Task directions: Copy out every line exactly as given.

(Data entries)
━━━━━━

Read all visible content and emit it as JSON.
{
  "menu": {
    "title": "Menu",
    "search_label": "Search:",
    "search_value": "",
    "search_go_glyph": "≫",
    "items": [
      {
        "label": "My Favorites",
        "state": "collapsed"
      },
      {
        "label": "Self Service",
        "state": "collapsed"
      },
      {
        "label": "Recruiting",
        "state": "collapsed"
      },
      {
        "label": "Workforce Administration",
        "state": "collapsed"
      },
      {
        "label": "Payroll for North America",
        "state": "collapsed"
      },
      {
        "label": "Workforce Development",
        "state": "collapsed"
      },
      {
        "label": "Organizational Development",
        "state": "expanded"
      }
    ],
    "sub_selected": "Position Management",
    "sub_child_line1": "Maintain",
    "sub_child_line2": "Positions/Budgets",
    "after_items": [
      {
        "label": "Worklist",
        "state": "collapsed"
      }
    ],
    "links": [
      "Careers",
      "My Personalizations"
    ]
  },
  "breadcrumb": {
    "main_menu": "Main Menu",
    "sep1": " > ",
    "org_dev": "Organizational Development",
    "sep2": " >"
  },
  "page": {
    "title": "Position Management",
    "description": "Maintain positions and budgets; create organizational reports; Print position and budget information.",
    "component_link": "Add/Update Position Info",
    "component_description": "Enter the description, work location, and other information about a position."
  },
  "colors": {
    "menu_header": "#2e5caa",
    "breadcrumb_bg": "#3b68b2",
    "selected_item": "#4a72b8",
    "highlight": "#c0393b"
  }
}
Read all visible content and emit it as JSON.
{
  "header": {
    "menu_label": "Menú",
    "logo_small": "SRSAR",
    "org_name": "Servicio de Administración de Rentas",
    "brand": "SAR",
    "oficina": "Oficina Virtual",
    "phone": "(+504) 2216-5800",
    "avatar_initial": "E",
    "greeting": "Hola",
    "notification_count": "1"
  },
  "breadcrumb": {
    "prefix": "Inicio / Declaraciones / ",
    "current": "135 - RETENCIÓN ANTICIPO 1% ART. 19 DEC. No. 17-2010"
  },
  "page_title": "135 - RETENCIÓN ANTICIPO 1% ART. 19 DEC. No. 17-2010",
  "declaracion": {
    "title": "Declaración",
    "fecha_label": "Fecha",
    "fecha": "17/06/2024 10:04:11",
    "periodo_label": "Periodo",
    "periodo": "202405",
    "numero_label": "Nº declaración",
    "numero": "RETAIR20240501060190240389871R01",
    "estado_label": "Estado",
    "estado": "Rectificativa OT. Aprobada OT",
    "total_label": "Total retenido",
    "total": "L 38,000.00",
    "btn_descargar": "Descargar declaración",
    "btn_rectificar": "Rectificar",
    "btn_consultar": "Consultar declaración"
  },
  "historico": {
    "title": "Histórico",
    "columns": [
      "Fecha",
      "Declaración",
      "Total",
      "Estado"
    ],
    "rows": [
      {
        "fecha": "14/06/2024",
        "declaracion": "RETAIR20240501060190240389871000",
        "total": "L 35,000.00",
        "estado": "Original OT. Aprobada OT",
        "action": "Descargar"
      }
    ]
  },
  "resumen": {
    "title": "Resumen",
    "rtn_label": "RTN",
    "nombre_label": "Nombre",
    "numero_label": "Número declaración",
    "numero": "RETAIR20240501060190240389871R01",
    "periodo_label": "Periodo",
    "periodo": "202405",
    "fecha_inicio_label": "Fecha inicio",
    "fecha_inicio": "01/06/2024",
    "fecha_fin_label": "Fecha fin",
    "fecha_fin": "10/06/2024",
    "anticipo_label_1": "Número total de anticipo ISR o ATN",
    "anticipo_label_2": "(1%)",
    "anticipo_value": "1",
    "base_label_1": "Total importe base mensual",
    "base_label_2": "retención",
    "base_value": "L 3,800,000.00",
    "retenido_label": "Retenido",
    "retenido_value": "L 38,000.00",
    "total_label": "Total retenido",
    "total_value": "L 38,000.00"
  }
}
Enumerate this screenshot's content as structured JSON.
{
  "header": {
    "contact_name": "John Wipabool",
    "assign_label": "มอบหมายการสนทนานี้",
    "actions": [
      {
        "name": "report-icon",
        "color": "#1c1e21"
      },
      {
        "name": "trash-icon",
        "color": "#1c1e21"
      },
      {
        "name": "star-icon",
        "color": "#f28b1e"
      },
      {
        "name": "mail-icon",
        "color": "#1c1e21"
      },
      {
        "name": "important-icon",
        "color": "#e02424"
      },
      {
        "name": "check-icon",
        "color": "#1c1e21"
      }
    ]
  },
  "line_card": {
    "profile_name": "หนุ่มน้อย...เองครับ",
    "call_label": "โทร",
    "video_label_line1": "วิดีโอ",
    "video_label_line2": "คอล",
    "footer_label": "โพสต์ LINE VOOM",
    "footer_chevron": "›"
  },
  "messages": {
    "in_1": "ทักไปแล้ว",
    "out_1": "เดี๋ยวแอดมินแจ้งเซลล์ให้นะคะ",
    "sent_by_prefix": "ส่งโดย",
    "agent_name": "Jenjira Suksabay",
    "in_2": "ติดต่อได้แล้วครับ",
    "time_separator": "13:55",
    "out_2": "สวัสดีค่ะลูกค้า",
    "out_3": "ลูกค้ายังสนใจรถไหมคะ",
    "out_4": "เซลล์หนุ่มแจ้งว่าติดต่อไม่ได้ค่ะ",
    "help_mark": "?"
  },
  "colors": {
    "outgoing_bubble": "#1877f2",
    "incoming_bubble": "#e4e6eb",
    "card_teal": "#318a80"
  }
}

━━━━━━

Completed task:
Read all visible content and emit it as JSON.
{
  "menu": {
    "title": "Menu",
    "search_label": "Search:",
    "search_value": "",
    "search_go_glyph": "≫",
    "items": [
      {
        "label": "My Favorites",
        "state": "collapsed"
      },
      {
        "label": "Self Service",
        "state": "collapsed"
      },
      {
        "label": "Recruiting",
        "state": "collapsed"
      },
      {
        "label": "Workforce Administration",
        "state": "collapsed"
      },
      {
        "label": "Payroll for North America",
        "state": "collapsed"
      },
      {
        "label": "Workforce Development",
        "state": "collapsed"
      },
      {
        "label": "Organizational Development",
        "state": "expanded"
      }
    ],
    "sub_selected": "Position Management",
    "sub_child_line1": "Maintain",
    "sub_child_line2": "Positions/Budgets",
    "after_items": [
      {
        "label": "Worklist",
        "state": "collapsed"
      }
    ],
    "links": [
      "Careers",
      "My Personalizations"
    ]
  },
  "breadcrumb": {
    "main_menu": "Main Menu",
    "sep1": " > ",
    "org_dev": "Organizational Development",
    "sep2": " >"
  },
  "page": {
    "title": "Position Management",
    "description": "Maintain positions and budgets; create organizational reports; Print position and budget information.",
    "component_link": "Add/Update Position Info",
    "component_description": "Enter the description, work location, and other information about a position."
  },
  "colors": {
    "menu_header": "#2e5caa",
    "breadcrumb_bg": "#3b68b2",
    "selected_item": "#4a72b8",
    "highlight": "#c0393b"
  }
}
Read all visible content and emit it as JSON.
{
  "header": {
    "menu_label": "Menú",
    "logo_small": "SRSAR",
    "org_name": "Servicio de Administración de Rentas",
    "brand": "SAR",
    "oficina": "Oficina Virtual",
    "phone": "(+504) 2216-5800",
    "avatar_initial": "E",
    "greeting": "Hola",
    "notification_count": "1"
  },
  "breadcrumb": {
    "prefix": "Inicio / Declaraciones / ",
    "current": "135 - RETENCIÓN ANTICIPO 1% ART. 19 DEC. No. 17-2010"
  },
  "page_title": "135 - RETENCIÓN ANTICIPO 1% ART. 19 DEC. No. 17-2010",
  "declaracion": {
    "title": "Declaración",
    "fecha_label": "Fecha",
    "fecha": "17/06/2024 10:04:11",
    "periodo_label": "Periodo",
    "periodo": "202405",
    "numero_label": "Nº declaración",
    "numero": "RETAIR20240501060190240389871R01",
    "estado_label": "Estado",
    "estado": "Rectificativa OT. Aprobada OT",
    "total_label": "Total retenido",
    "total": "L 38,000.00",
    "btn_descargar": "Descargar declaración",
    "btn_rectificar": "Rectificar",
    "btn_consultar": "Consultar declaración"
  },
  "historico": {
    "title": "Histórico",
    "columns": [
      "Fecha",
      "Declaración",
      "Total",
      "Estado"
    ],
    "rows": [
      {
        "fecha": "14/06/2024",
        "declaracion": "RETAIR20240501060190240389871000",
        "total": "L 35,000.00",
        "estado": "Original OT. Aprobada OT",
        "action": "Descargar"
      }
    ]
  },
  "resumen": {
    "title": "Resumen",
    "rtn_label": "RTN",
    "nombre_label": "Nombre",
    "numero_label": "Número declaración",
    "numero": "RETAIR20240501060190240389871R01",
    "periodo_label": "Periodo",
    "periodo": "202405",
    "fecha_inicio_label": "Fecha inicio",
    "fecha_inicio": "01/06/2024",
    "fecha_fin_label": "Fecha fin",
    "fecha_fin": "10/06/2024",
    "anticipo_label_1": "Número total de anticipo ISR o ATN",
    "anticipo_label_2": "(1%)",
    "anticipo_value": "1",
    "base_label_1": "Total importe base mensual",
    "base_label_2": "retención",
    "base_value": "L 3,800,000.00",
    "retenido_label": "Retenido",
    "retenido_value": "L 38,000.00",
    "total_label": "Total retenido",
    "total_value": "L 38,000.00"
  }
}
Enumerate this screenshot's content as structured JSON.
{
  "header": {
    "contact_name": "John Wipabool",
    "assign_label": "มอบหมายการสนทนานี้",
    "actions": [
      {
        "name": "report-icon",
        "color": "#1c1e21"
      },
      {
        "name": "trash-icon",
        "color": "#1c1e21"
      },
      {
        "name": "star-icon",
        "color": "#f28b1e"
      },
      {
        "name": "mail-icon",
        "color": "#1c1e21"
      },
      {
        "name": "important-icon",
        "color": "#e02424"
      },
      {
        "name": "check-icon",
        "color": "#1c1e21"
      }
    ]
  },
  "line_card": {
    "profile_name": "หนุ่มน้อย...เองครับ",
    "call_label": "โทร",
    "video_label_line1": "วิดีโอ",
    "video_label_line2": "คอล",
    "footer_label": "โพสต์ LINE VOOM",
    "footer_chevron": "›"
  },
  "messages": {
    "in_1": "ทักไปแล้ว",
    "out_1": "เดี๋ยวแอดมินแจ้งเซลล์ให้นะคะ",
    "sent_by_prefix": "ส่งโดย",
    "agent_name": "Jenjira Suksabay",
    "in_2": "ติดต่อได้แล้วครับ",
    "time_separator": "13:55",
    "out_2": "สวัสดีค่ะลูกค้า",
    "out_3": "ลูกค้ายังสนใจรถไหมคะ",
    "out_4": "เซลล์หนุ่มแจ้งว่าติดต่อไม่ได้ค่ะ",
    "help_mark": "?"
  },
  "colors": {
    "outgoing_bubble": "#1877f2",
    "incoming_bubble": "#e4e6eb",
    "card_teal": "#318a80"
  }
}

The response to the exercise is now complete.